_What is required_
Read the data and repeat it in full, exactly.

—————

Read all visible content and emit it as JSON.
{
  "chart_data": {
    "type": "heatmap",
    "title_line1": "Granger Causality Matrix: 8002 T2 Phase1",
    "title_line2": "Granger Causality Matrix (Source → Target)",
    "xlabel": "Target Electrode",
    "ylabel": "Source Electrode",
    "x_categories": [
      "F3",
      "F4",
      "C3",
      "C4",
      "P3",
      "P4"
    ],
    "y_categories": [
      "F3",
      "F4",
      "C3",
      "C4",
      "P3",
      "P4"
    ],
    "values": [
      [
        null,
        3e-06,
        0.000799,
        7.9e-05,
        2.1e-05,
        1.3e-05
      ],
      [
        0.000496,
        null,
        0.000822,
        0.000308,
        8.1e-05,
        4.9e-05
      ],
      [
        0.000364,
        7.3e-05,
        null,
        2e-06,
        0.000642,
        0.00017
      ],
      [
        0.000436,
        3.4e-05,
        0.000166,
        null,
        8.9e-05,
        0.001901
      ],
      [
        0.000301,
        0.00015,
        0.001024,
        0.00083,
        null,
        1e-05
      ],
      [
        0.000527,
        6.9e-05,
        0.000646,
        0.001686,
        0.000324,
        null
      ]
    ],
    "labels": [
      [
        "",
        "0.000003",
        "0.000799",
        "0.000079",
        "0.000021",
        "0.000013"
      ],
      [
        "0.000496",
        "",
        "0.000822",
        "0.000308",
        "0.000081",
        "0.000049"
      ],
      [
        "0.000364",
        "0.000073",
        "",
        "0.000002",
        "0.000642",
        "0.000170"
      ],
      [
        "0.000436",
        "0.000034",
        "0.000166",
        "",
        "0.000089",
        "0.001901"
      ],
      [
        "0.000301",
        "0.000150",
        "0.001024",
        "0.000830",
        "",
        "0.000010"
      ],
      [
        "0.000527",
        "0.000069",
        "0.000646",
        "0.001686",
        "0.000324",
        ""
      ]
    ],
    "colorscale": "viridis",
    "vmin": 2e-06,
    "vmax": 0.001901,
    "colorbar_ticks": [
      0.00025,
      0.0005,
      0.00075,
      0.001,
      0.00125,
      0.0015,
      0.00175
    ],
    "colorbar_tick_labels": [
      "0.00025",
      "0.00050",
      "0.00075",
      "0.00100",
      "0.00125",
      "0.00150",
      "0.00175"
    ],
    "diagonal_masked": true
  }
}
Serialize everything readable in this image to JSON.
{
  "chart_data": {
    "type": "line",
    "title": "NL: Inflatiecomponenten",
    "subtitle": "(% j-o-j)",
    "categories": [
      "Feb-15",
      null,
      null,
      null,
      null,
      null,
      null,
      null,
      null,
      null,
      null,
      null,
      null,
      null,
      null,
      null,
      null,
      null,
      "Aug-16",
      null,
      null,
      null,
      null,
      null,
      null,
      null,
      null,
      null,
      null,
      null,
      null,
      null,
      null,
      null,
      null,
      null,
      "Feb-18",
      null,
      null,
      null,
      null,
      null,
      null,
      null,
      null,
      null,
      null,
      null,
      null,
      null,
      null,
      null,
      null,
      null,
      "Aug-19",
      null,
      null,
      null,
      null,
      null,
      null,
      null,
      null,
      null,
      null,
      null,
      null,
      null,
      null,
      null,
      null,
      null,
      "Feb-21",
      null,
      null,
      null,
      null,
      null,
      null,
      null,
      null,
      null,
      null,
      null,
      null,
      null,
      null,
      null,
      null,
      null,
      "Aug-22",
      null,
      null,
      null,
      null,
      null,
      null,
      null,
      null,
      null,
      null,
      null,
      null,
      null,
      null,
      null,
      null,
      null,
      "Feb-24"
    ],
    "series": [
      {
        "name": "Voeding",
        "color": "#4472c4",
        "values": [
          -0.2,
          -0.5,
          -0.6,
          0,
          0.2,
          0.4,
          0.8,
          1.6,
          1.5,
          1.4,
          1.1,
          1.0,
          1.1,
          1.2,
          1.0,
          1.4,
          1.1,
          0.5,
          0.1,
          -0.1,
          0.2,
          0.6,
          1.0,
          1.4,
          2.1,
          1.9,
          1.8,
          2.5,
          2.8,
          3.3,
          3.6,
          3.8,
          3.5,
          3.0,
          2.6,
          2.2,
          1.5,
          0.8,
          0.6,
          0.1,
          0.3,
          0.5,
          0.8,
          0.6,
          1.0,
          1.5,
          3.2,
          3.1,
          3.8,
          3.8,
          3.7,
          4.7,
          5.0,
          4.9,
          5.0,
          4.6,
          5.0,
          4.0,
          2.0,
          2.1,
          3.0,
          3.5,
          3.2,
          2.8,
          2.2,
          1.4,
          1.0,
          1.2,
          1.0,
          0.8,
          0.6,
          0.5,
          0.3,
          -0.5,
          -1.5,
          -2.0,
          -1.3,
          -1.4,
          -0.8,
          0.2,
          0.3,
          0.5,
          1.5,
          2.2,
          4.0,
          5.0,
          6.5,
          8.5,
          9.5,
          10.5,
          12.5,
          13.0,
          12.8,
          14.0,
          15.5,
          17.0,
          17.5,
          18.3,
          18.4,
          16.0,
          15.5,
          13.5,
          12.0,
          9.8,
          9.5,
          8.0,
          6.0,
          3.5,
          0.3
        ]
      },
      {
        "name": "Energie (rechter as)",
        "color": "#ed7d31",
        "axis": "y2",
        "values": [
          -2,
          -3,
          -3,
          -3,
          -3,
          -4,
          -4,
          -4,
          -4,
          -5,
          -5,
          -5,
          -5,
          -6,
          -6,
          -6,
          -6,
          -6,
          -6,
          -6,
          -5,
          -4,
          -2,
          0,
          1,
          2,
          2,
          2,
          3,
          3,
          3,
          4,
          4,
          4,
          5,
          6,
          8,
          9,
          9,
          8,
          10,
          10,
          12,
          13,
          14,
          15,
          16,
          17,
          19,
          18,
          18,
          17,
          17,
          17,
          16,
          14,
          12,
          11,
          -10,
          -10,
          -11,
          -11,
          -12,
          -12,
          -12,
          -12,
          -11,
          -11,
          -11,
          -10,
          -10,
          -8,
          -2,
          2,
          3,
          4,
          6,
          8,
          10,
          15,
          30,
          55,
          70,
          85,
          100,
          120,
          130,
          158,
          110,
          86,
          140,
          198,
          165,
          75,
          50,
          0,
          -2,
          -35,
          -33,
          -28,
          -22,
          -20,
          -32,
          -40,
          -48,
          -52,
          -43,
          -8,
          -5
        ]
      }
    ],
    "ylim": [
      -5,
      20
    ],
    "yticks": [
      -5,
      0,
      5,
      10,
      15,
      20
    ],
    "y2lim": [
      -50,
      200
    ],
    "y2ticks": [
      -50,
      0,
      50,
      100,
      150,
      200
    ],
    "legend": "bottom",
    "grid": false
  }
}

—————

_Exercise output_
Read all visible content and emit it as JSON.
{
  "chart_data": {
    "type": "heatmap",
    "title_line1": "Granger Causality Matrix: 8002 T2 Phase1",
    "title_line2": "Granger Causality Matrix (Source → Target)",
    "xlabel": "Target Electrode",
    "ylabel": "Source Electrode",
    "x_categories": [
      "F3",
      "F4",
      "C3",
      "C4",
      "P3",
      "P4"
    ],
    "y_categories": [
      "F3",
      "F4",
      "C3",
      "C4",
      "P3",
      "P4"
    ],
    "values": [
      [
        null,
        3e-06,
        0.000799,
        7.9e-05,
        2.1e-05,
        1.3e-05
      ],
      [
        0.000496,
        null,
        0.000822,
        0.000308,
        8.1e-05,
        4.9e-05
      ],
      [
        0.000364,
        7.3e-05,
        null,
        2e-06,
        0.000642,
        0.00017
      ],
      [
        0.000436,
        3.4e-05,
        0.000166,
        null,
        8.9e-05,
        0.001901
      ],
      [
        0.000301,
        0.00015,
        0.001024,
        0.00083,
        null,
        1e-05
      ],
      [
        0.000527,
        6.9e-05,
        0.000646,
        0.001686,
        0.000324,
        null
      ]
    ],
    "labels": [
      [
        "",
        "0.000003",
        "0.000799",
        "0.000079",
        "0.000021",
        "0.000013"
      ],
      [
        "0.000496",
        "",
        "0.000822",
        "0.000308",
        "0.000081",
        "0.000049"
      ],
      [
        "0.000364",
        "0.000073",
        "",
        "0.000002",
        "0.000642",
        "0.000170"
      ],
      [
        "0.000436",
        "0.000034",
        "0.000166",
        "",
        "0.000089",
        "0.001901"
      ],
      [
        "0.000301",
        "0.000150",
        "0.001024",
        "0.000830",
        "",
        "0.000010"
      ],
      [
        "0.000527",
        "0.000069",
        "0.000646",
        "0.001686",
        "0.000324",
        ""
      ]
    ],
    "colorscale": "viridis",
    "vmin": 2e-06,
    "vmax": 0.001901,
    "colorbar_ticks": [
      0.00025,
      0.0005,
      0.00075,
      0.001,
      0.00125,
      0.0015,
      0.00175
    ],
    "colorbar_tick_labels": [
      "0.00025",
      "0.00050",
      "0.00075",
      "0.00100",
      "0.00125",
      "0.00150",
      "0.00175"
    ],
    "diagonal_masked": true
  }
}
Serialize everything readable in this image to JSON.
{
  "chart_data": {
    "type": "line",
    "title": "NL: Inflatiecomponenten",
    "subtitle": "(% j-o-j)",
    "categories": [
      "Feb-15",
      null,
      null,
      null,
      null,
      null,
      null,
      null,
      null,
      null,
      null,
      null,
      null,
      null,
      null,
      null,
      null,
      null,
      "Aug-16",
      null,
      null,
      null,
      null,
      null,
      null,
      null,
      null,
      null,
      null,
      null,
      null,
      null,
      null,
      null,
      null,
      null,
      "Feb-18",
      null,
      null,
      null,
      null,
      null,
      null,
      null,
      null,
      null,
      null,
      null,
      null,
      null,
      null,
      null,
      null,
      null,
      "Aug-19",
      null,
      null,
      null,
      null,
      null,
      null,
      null,
      null,
      null,
      null,
      null,
      null,
      null,
      null,
      null,
      null,
      null,
      "Feb-21",
      null,
      null,
      null,
      null,
      null,
      null,
      null,
      null,
      null,
      null,
      null,
      null,
      null,
      null,
      null,
      null,
      null,
      "Aug-22",
      null,
      null,
      null,
      null,
      null,
      null,
      null,
      null,
      null,
      null,
      null,
      null,
      null,
      null,
      null,
      null,
      null,
      "Feb-24"
    ],
    "series": [
      {
        "name": "Voeding",
        "color": "#4472c4",
        "values": [
          -0.2,
          -0.5,
          -0.6,
          0,
          0.2,
          0.4,
          0.8,
          1.6,
          1.5,
          1.4,
          1.1,
          1.0,
          1.1,
          1.2,
          1.0,
          1.4,
          1.1,
          0.5,
          0.1,
          -0.1,
          0.2,
          0.6,
          1.0,
          1.4,
          2.1,
          1.9,
          1.8,
          2.5,
          2.8,
          3.3,
          3.6,
          3.8,
          3.5,
          3.0,
          2.6,
          2.2,
          1.5,
          0.8,
          0.6,
          0.1,
          0.3,
          0.5,
          0.8,
          0.6,
          1.0,
          1.5,
          3.2,
          3.1,
          3.8,
          3.8,
          3.7,
          4.7,
          5.0,
          4.9,
          5.0,
          4.6,
          5.0,
          4.0,
          2.0,
          2.1,
          3.0,
          3.5,
          3.2,
          2.8,
          2.2,
          1.4,
          1.0,
          1.2,
          1.0,
          0.8,
          0.6,
          0.5,
          0.3,
          -0.5,
          -1.5,
          -2.0,
          -1.3,
          -1.4,
          -0.8,
          0.2,
          0.3,
          0.5,
          1.5,
          2.2,
          4.0,
          5.0,
          6.5,
          8.5,
          9.5,
          10.5,
          12.5,
          13.0,
          12.8,
          14.0,
          15.5,
          17.0,
          17.5,
          18.3,
          18.4,
          16.0,
          15.5,
          13.5,
          12.0,
          9.8,
          9.5,
          8.0,
          6.0,
          3.5,
          0.3
        ]
      },
      {
        "name": "Energie (rechter as)",
        "color": "#ed7d31",
        "axis": "y2",
        "values": [
          -2,
          -3,
          -3,
          -3,
          -3,
          -4,
          -4,
          -4,
          -4,
          -5,
          -5,
          -5,
          -5,
          -6,
          -6,
          -6,
          -6,
          -6,
          -6,
          -6,
          -5,
          -4,
          -2,
          0,
          1,
          2,
          2,
          2,
          3,
          3,
          3,
          4,
          4,
          4,
          5,
          6,
          8,
          9,
          9,
          8,
          10,
          10,
          12,
          13,
          14,
          15,
          16,
          17,
          19,
          18,
          18,
          17,
          17,
          17,
          16,
          14,
          12,
          11,
          -10,
          -10,
          -11,
          -11,
          -12,
          -12,
          -12,
          -12,
          -11,
          -11,
          -11,
          -10,
          -10,
          -8,
          -2,
          2,
          3,
          4,
          6,
          8,
          10,
          15,
          30,
          55,
          70,
          85,
          100,
          120,
          130,
          158,
          110,
          86,
          140,
          198,
          165,
          75,
          50,
          0,
          -2,
          -35,
          -33,
          -28,
          -22,
          -20,
          -32,
          -40,
          -48,
          -52,
          -43,
          -8,
          -5
        ]
      }
    ],
    "ylim": [
      -5,
      20
    ],
    "yticks": [
      -5,
      0,
      5,
      10,
      15,
      20
    ],
    "y2lim": [
      -50,
      200
    ],
    "y2ticks": [
      -50,
      0,
      50,
      100,
      150,
      200
    ],
    "legend": "bottom",
    "grid": false
  }
}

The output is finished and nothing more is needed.